## AIM OF THE TASK
Which lines hold the word "What"? Show each of them.

[Stored data]

:::

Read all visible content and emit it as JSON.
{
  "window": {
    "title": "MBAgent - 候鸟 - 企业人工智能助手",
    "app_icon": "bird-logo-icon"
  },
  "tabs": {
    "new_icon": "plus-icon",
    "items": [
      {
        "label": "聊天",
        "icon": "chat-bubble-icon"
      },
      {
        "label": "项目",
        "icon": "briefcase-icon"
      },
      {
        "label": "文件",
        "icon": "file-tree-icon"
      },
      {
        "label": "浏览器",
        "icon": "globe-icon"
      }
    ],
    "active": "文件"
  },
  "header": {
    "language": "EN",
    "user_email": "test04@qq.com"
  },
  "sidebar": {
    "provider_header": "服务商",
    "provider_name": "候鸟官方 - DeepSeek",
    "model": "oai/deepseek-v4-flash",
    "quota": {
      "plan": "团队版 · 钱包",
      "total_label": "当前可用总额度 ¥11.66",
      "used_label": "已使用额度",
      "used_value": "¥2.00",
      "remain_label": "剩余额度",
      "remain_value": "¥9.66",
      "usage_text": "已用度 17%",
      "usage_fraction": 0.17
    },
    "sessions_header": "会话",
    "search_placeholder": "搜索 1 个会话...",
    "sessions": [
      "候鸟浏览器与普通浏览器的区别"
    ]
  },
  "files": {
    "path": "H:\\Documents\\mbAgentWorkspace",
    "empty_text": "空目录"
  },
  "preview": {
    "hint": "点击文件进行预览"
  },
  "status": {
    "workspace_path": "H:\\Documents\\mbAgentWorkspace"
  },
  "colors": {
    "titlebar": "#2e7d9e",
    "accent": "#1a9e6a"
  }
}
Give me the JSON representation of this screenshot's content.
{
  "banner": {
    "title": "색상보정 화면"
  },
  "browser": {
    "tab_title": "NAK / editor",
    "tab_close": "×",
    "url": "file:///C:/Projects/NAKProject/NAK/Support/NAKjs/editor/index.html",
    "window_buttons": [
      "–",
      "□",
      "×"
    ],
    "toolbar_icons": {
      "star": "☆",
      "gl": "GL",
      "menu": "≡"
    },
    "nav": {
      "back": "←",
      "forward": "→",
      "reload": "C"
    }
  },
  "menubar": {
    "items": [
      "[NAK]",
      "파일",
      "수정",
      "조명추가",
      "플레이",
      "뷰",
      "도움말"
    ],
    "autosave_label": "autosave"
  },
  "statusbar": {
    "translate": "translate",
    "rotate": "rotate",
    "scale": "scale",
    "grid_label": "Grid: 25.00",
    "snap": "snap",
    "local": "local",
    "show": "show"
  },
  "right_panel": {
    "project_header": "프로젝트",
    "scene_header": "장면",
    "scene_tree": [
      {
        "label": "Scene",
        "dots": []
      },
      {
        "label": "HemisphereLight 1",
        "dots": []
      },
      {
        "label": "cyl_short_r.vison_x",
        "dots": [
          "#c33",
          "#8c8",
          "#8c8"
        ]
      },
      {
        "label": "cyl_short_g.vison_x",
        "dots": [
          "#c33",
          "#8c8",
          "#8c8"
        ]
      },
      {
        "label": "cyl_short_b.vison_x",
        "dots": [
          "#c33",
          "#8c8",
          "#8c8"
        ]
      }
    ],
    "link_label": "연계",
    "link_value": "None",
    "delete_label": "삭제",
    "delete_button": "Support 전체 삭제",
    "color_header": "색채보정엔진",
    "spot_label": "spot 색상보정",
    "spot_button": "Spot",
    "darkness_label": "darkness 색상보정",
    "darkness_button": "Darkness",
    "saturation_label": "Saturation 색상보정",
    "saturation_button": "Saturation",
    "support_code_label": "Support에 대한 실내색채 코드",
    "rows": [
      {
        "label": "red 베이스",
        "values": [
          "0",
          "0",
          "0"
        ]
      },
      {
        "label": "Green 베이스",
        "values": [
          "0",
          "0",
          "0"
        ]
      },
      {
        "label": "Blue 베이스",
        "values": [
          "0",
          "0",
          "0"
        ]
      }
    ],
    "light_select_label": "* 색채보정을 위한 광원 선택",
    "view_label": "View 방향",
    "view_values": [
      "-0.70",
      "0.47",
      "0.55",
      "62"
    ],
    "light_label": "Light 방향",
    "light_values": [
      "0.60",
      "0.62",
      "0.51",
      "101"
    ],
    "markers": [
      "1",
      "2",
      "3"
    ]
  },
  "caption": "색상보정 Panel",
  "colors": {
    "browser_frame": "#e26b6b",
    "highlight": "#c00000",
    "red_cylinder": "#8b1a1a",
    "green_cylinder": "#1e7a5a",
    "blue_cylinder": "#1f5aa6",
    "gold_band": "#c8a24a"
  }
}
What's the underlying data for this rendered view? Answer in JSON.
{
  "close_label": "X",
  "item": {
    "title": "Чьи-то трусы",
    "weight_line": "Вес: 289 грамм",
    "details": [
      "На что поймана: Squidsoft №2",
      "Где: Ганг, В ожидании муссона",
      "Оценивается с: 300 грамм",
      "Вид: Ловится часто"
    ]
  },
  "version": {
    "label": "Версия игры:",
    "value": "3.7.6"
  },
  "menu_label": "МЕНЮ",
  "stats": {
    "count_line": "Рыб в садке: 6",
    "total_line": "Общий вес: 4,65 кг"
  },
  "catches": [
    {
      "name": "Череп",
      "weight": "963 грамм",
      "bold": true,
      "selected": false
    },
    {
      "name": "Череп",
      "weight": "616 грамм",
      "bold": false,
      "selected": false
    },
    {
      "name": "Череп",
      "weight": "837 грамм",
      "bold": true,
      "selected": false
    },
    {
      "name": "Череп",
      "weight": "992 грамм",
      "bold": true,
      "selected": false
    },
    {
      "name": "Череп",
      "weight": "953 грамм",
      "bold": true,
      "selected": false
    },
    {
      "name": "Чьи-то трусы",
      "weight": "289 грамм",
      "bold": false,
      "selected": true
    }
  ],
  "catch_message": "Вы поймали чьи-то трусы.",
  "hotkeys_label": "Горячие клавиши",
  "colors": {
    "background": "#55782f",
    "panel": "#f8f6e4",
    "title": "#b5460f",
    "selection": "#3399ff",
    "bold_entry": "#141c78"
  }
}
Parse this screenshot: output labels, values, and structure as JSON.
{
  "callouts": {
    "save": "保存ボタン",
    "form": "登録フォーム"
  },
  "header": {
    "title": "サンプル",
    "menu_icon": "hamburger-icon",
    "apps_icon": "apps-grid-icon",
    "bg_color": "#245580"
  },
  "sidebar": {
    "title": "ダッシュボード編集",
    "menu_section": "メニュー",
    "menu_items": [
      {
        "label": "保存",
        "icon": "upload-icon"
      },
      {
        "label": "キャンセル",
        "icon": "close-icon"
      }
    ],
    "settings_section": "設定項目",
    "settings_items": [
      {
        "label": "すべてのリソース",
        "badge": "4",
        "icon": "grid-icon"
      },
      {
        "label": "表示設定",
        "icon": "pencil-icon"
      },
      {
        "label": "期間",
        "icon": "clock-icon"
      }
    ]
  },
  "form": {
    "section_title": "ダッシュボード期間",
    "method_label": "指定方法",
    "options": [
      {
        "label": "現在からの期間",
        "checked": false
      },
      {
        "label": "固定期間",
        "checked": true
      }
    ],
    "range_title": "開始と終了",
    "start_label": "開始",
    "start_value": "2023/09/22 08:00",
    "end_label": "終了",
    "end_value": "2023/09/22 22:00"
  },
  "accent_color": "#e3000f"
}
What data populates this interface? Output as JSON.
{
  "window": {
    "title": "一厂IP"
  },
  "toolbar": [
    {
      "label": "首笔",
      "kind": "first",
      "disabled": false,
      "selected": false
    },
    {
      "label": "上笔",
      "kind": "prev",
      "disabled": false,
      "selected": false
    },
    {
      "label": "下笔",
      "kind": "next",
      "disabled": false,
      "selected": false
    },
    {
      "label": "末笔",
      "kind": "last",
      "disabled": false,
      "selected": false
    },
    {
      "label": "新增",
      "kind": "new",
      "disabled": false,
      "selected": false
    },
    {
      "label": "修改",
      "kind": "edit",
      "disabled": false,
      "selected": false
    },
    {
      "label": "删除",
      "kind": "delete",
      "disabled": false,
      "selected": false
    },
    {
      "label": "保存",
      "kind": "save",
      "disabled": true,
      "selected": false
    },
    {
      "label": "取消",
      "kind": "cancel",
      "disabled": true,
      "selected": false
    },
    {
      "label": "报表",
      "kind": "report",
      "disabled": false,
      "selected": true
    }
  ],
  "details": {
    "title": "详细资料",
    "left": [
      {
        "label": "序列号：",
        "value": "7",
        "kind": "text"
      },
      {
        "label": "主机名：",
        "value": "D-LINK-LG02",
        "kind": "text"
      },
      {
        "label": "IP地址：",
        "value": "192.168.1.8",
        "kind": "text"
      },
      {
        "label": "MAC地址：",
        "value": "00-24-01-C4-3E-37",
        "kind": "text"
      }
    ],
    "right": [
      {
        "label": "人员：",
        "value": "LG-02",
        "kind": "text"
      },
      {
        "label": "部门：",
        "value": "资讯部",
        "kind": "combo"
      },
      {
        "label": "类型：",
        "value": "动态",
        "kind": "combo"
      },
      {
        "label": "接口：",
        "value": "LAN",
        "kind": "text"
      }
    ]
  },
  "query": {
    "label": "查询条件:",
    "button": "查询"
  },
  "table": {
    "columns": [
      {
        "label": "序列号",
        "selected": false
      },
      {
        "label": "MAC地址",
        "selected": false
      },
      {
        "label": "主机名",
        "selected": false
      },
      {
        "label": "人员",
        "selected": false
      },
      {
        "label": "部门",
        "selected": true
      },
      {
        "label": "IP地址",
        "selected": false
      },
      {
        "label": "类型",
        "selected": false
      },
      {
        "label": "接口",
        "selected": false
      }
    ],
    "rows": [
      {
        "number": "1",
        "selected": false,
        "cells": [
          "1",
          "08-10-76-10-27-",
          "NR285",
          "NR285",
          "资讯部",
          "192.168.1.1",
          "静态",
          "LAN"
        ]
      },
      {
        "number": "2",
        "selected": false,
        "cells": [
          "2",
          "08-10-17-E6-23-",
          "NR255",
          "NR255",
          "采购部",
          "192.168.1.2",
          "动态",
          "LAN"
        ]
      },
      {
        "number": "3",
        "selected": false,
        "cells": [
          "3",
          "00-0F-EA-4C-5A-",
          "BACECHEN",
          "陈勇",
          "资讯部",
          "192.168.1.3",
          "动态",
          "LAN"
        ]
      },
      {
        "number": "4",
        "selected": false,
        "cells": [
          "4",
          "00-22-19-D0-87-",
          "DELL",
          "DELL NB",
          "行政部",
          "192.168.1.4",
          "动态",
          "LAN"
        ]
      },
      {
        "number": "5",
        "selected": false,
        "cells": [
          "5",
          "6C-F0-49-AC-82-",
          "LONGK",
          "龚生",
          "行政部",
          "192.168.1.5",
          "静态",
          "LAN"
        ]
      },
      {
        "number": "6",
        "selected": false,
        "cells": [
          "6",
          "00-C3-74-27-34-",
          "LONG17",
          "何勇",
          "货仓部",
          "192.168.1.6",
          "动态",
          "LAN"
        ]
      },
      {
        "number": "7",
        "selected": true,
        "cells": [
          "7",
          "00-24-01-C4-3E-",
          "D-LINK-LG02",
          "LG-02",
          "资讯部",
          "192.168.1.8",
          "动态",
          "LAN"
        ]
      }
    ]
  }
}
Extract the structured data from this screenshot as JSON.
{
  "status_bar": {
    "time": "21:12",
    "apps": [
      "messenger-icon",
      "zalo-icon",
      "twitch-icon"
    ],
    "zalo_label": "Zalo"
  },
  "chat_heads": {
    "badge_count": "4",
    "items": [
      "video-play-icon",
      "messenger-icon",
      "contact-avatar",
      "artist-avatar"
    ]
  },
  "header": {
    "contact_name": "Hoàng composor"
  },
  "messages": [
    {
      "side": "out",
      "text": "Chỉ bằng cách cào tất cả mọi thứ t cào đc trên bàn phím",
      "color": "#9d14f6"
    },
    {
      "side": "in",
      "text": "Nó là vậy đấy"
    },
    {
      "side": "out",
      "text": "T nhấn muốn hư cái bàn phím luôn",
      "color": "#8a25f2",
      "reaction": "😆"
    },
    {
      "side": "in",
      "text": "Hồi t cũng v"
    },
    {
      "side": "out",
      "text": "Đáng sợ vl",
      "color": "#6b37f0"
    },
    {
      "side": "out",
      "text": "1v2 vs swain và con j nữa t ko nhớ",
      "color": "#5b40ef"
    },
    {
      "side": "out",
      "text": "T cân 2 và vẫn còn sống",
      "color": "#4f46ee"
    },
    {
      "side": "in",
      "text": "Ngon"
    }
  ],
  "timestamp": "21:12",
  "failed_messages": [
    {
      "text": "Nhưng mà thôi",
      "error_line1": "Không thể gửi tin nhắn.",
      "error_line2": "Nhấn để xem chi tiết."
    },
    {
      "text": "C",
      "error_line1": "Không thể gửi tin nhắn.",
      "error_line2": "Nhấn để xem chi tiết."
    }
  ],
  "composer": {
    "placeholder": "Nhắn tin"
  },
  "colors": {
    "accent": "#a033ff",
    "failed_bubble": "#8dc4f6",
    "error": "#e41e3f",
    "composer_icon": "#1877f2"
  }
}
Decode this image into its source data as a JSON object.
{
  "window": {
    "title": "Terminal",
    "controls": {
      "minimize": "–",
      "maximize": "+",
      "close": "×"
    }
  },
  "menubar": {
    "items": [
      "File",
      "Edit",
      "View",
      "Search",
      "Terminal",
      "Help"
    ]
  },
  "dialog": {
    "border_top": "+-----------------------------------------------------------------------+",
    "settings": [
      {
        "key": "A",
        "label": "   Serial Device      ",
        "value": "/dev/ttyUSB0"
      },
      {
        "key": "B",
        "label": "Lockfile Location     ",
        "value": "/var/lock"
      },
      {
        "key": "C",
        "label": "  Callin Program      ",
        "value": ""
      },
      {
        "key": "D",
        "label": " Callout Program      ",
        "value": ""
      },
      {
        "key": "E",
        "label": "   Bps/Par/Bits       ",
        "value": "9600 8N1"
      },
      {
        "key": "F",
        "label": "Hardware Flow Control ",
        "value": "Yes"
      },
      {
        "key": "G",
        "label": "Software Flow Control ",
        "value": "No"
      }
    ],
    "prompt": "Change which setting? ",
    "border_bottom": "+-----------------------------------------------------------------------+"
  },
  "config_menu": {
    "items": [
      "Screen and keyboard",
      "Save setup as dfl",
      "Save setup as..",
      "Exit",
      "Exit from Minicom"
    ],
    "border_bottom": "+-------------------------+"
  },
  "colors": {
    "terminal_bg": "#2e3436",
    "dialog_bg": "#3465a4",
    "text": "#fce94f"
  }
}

:::

## THE RESULT
What's the underlying data for this rendered view? Answer in JSON.
What data populates this interface? Output as JSON.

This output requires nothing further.